***** RECORDS FOR THE TASK *****

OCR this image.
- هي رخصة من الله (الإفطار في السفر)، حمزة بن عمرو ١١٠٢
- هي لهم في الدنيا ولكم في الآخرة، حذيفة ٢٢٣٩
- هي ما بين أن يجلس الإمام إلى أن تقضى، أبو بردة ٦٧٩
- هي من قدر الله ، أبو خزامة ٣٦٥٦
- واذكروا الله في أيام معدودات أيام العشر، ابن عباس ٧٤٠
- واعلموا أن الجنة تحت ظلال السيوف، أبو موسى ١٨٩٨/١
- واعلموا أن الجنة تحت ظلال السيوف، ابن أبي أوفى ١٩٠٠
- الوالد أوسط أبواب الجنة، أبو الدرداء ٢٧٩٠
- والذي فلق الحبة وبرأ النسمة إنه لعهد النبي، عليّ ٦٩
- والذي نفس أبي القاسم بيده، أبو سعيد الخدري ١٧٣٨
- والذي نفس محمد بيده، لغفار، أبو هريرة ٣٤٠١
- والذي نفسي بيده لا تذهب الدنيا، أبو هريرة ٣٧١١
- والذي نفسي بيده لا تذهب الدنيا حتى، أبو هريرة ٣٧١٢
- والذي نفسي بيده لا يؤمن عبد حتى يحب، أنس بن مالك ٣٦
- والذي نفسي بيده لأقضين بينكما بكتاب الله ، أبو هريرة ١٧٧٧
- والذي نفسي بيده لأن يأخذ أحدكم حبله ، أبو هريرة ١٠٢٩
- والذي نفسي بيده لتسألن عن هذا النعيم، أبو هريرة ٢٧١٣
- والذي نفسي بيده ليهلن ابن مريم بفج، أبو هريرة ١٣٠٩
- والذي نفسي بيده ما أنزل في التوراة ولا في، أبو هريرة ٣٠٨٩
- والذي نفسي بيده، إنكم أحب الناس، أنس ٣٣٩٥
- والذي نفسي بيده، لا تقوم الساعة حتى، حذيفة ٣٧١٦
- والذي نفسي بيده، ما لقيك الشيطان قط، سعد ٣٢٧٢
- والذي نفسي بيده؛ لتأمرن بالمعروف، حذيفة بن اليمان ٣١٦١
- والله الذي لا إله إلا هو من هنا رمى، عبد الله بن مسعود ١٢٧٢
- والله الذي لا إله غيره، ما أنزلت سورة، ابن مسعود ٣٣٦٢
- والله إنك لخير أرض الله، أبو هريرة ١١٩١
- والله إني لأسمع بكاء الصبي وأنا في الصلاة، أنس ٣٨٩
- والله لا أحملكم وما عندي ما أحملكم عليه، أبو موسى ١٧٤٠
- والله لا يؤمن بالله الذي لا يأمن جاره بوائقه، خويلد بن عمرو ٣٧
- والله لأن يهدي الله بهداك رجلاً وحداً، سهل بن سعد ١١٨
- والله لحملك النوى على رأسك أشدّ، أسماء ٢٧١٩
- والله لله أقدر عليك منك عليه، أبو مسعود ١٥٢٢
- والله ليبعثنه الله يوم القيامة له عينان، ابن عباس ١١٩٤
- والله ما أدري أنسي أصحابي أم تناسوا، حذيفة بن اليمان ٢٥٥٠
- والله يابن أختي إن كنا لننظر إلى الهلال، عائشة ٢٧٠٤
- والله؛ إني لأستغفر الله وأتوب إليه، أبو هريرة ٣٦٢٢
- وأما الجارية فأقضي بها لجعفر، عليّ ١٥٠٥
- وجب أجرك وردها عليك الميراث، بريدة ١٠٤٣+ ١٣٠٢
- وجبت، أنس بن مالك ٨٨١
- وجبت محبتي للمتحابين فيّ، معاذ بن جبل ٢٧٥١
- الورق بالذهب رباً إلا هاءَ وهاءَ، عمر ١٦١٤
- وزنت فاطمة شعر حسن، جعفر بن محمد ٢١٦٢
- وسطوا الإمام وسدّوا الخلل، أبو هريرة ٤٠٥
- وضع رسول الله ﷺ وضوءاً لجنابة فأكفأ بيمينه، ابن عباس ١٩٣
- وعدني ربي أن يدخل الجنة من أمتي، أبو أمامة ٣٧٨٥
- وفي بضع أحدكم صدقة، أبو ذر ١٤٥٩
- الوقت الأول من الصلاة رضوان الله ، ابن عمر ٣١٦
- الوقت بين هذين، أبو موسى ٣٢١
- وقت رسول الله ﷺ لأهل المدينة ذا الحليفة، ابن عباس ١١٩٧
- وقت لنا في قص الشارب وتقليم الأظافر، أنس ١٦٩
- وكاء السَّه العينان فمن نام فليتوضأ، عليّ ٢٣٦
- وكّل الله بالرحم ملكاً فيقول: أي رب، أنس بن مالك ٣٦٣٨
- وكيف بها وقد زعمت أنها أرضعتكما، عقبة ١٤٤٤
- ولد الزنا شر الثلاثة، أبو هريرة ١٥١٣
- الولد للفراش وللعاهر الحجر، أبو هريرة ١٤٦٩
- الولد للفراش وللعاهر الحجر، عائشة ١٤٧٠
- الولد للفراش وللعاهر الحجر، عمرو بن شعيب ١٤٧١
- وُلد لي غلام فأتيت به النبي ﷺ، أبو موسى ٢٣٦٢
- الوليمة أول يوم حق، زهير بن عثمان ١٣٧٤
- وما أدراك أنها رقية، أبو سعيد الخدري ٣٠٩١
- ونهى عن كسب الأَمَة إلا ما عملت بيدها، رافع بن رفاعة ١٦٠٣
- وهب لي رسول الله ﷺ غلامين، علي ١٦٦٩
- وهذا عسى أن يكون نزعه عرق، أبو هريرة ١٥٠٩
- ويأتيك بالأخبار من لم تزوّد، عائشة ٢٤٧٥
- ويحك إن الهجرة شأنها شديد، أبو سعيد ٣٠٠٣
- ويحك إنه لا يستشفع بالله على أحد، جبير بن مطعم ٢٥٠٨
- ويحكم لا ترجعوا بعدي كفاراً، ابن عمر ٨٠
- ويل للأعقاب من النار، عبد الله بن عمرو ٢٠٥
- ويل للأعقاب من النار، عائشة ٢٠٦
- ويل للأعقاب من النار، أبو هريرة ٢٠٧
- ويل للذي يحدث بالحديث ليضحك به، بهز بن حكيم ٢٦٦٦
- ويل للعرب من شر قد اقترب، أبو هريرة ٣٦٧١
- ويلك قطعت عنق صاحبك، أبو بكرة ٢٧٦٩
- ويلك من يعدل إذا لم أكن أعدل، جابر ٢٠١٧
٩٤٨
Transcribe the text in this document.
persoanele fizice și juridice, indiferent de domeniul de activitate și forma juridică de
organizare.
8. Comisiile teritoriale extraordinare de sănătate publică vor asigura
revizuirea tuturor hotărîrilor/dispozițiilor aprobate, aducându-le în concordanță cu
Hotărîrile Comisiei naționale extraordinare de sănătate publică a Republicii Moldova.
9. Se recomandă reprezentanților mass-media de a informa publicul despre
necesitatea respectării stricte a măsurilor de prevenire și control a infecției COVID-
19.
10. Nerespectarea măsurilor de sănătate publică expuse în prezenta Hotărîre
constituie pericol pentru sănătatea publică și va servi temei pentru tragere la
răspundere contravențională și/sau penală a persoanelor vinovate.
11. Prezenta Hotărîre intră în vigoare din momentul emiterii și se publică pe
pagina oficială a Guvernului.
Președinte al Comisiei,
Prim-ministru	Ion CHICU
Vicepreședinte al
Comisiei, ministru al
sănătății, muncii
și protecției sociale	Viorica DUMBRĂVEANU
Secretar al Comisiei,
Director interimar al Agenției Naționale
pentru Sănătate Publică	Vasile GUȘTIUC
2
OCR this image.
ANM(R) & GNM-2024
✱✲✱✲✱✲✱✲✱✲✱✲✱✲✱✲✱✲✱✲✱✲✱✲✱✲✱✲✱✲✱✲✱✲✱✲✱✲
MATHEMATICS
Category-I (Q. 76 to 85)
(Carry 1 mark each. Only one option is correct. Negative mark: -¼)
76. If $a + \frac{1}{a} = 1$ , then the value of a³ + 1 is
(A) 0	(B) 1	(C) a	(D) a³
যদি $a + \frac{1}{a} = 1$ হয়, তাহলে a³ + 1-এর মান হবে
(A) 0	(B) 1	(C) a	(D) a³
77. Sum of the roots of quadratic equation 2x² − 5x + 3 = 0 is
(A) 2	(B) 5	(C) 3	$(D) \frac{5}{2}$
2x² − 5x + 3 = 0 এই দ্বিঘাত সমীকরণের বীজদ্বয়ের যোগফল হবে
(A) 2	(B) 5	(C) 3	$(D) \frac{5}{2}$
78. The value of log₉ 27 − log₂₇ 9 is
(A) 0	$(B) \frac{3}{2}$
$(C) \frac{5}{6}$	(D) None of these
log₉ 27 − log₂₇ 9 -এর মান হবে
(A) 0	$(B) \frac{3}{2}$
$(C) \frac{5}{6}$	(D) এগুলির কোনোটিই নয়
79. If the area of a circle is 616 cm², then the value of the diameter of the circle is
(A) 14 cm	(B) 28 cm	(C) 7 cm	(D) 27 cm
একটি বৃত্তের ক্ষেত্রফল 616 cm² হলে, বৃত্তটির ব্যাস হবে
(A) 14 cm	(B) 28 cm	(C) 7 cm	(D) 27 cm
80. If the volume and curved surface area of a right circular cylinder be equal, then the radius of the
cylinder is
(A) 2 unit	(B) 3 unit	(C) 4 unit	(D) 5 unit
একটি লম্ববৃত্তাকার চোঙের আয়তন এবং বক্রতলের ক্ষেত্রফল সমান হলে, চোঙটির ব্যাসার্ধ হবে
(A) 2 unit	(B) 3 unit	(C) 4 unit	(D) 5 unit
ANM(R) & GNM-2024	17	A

*****

Reproduce each line of the material containing the word "عليه".

→ **SOLUTION BELOW**
- والله لا أحملكم وما عندي ما أحملكم عليه، أبو موسى ١٧٤٠
- والله لله أقدر عليك منك عليه، أبو مسعود ١٥٢٢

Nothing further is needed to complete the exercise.